Exercise prompt - The entries that follow should be written out exactly.

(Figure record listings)
## BEGIN
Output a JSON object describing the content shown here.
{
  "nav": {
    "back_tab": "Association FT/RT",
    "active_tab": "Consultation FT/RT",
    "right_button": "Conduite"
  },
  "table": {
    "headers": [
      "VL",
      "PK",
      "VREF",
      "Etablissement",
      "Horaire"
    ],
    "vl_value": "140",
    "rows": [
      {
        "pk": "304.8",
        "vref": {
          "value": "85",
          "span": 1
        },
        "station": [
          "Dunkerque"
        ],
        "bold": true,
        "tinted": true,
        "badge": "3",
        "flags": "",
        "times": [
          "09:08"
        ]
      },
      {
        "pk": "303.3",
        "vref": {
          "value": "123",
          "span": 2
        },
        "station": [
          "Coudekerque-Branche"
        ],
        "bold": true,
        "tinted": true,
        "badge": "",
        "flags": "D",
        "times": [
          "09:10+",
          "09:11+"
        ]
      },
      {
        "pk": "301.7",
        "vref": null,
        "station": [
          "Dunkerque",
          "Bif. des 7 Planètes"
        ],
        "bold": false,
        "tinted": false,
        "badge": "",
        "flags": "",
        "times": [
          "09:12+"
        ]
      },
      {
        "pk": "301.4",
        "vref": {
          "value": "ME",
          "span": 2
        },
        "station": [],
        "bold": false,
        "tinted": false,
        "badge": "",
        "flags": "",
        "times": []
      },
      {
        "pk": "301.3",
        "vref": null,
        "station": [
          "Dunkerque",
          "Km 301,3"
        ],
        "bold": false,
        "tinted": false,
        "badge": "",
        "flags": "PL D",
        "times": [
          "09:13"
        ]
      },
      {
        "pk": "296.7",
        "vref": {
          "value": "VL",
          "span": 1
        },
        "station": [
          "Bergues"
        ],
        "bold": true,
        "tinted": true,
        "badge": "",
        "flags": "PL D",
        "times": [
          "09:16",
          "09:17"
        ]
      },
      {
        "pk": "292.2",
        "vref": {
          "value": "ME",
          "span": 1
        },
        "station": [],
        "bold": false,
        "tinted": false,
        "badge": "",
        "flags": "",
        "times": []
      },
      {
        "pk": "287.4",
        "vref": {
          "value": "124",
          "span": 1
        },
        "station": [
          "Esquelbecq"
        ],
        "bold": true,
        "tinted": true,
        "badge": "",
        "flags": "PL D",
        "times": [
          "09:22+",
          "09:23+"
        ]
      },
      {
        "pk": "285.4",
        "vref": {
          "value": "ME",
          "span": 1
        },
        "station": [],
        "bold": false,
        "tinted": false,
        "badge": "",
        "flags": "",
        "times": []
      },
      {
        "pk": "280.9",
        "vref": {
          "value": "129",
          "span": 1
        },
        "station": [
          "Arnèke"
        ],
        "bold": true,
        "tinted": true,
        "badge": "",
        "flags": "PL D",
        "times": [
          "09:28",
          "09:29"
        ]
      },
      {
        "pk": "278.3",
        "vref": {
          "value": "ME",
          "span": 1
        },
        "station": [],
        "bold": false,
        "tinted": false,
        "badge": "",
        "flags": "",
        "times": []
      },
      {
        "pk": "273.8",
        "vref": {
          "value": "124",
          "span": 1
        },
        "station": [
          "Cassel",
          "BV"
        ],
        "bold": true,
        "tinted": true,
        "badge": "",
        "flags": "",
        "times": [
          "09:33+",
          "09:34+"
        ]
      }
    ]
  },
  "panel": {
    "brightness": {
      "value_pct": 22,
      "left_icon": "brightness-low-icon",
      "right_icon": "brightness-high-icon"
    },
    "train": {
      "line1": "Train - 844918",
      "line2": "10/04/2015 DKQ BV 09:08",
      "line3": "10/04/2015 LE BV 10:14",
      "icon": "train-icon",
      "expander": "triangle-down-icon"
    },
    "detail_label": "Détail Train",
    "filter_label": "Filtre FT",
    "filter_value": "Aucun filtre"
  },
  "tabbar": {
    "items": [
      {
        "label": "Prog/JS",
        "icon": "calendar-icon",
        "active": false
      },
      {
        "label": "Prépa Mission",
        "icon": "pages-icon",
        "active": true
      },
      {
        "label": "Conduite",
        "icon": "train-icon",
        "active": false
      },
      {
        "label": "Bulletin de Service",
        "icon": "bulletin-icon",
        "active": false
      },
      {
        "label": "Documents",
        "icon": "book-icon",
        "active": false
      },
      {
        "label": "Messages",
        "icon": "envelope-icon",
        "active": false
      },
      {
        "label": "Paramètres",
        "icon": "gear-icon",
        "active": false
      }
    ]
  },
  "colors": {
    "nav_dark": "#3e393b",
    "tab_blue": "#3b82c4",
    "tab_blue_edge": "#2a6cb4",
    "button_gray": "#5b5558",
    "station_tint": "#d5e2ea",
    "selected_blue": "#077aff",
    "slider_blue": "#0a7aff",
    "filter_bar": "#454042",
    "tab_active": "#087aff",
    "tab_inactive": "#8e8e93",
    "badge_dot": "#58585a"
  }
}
## END
Problem solution -
Output a JSON object describing the content shown here.
{
  "nav": {
    "back_tab": "Association FT/RT",
    "active_tab": "Consultation FT/RT",
    "right_button": "Conduite"
  },
  "table": {
    "headers": [
      "VL",
      "PK",
      "VREF",
      "Etablissement",
      "Horaire"
    ],
    "vl_value": "140",
    "rows": [
      {
        "pk": "304.8",
        "vref": {
          "value": "85",
          "span": 1
        },
        "station": [
          "Dunkerque"
        ],
        "bold": true,
        "tinted": true,
        "badge": "3",
        "flags": "",
        "times": [
          "09:08"
        ]
      },
      {
        "pk": "303.3",
        "vref": {
          "value": "123",
          "span": 2
        },
        "station": [
          "Coudekerque-Branche"
        ],
        "bold": true,
        "tinted": true,
        "badge": "",
        "flags": "D",
        "times": [
          "09:10+",
          "09:11+"
        ]
      },
      {
        "pk": "301.7",
        "vref": null,
        "station": [
          "Dunkerque",
          "Bif. des 7 Planètes"
        ],
        "bold": false,
        "tinted": false,
        "badge": "",
        "flags": "",
        "times": [
          "09:12+"
        ]
      },
      {
        "pk": "301.4",
        "vref": {
          "value": "ME",
          "span": 2
        },
        "station": [],
        "bold": false,
        "tinted": false,
        "badge": "",
        "flags": "",
        "times": []
      },
      {
        "pk": "301.3",
        "vref": null,
        "station": [
          "Dunkerque",
          "Km 301,3"
        ],
        "bold": false,
        "tinted": false,
        "badge": "",
        "flags": "PL D",
        "times": [
          "09:13"
        ]
      },
      {
        "pk": "296.7",
        "vref": {
          "value": "VL",
          "span": 1
        },
        "station": [
          "Bergues"
        ],
        "bold": true,
        "tinted": true,
        "badge": "",
        "flags": "PL D",
        "times": [
          "09:16",
          "09:17"
        ]
      },
      {
        "pk": "292.2",
        "vref": {
          "value": "ME",
          "span": 1
        },
        "station": [],
        "bold": false,
        "tinted": false,
        "badge": "",
        "flags": "",
        "times": []
      },
      {
        "pk": "287.4",
        "vref": {
          "value": "124",
          "span": 1
        },
        "station": [
          "Esquelbecq"
        ],
        "bold": true,
        "tinted": true,
        "badge": "",
        "flags": "PL D",
        "times": [
          "09:22+",
          "09:23+"
        ]
      },
      {
        "pk": "285.4",
        "vref": {
          "value": "ME",
          "span": 1
        },
        "station": [],
        "bold": false,
        "tinted": false,
        "badge": "",
        "flags": "",
        "times": []
      },
      {
        "pk": "280.9",
        "vref": {
          "value": "129",
          "span": 1
        },
        "station": [
          "Arnèke"
        ],
        "bold": true,
        "tinted": true,
        "badge": "",
        "flags": "PL D",
        "times": [
          "09:28",
          "09:29"
        ]
      },
      {
        "pk": "278.3",
        "vref": {
          "value": "ME",
          "span": 1
        },
        "station": [],
        "bold": false,
        "tinted": false,
        "badge": "",
        "flags": "",
        "times": []
      },
      {
        "pk": "273.8",
        "vref": {
          "value": "124",
          "span": 1
        },
        "station": [
          "Cassel",
          "BV"
        ],
        "bold": true,
        "tinted": true,
        "badge": "",
        "flags": "",
        "times": [
          "09:33+",
          "09:34+"
        ]
      }
    ]
  },
  "panel": {
    "brightness": {
      "value_pct": 22,
      "left_icon": "brightness-low-icon",
      "right_icon": "brightness-high-icon"
    },
    "train": {
      "line1": "Train - 844918",
      "line2": "10/04/2015 DKQ BV 09:08",
      "line3": "10/04/2015 LE BV 10:14",
      "icon": "train-icon",
      "expander": "triangle-down-icon"
    },
    "detail_label": "Détail Train",
    "filter_label": "Filtre FT",
    "filter_value": "Aucun filtre"
  },
  "tabbar": {
    "items": [
      {
        "label": "Prog/JS",
        "icon": "calendar-icon",
        "active": false
      },
      {
        "label": "Prépa Mission",
        "icon": "pages-icon",
        "active": true
      },
      {
        "label": "Conduite",
        "icon": "train-icon",
        "active": false
      },
      {
        "label": "Bulletin de Service",
        "icon": "bulletin-icon",
        "active": false
      },
      {
        "label": "Documents",
        "icon": "book-icon",
        "active": false
      },
      {
        "label": "Messages",
        "icon": "envelope-icon",
        "active": false
      },
      {
        "label": "Paramètres",
        "icon": "gear-icon",
        "active": false
      }
    ]
  },
  "colors": {
    "nav_dark": "#3e393b",
    "tab_blue": "#3b82c4",
    "tab_blue_edge": "#2a6cb4",
    "button_gray": "#5b5558",
    "station_tint": "#d5e2ea",
    "selected_blue": "#077aff",
    "slider_blue": "#0a7aff",
    "filter_bar": "#454042",
    "tab_active": "#087aff",
    "tab_inactive": "#8e8e93",
    "badge_dot": "#58585a"
  }
}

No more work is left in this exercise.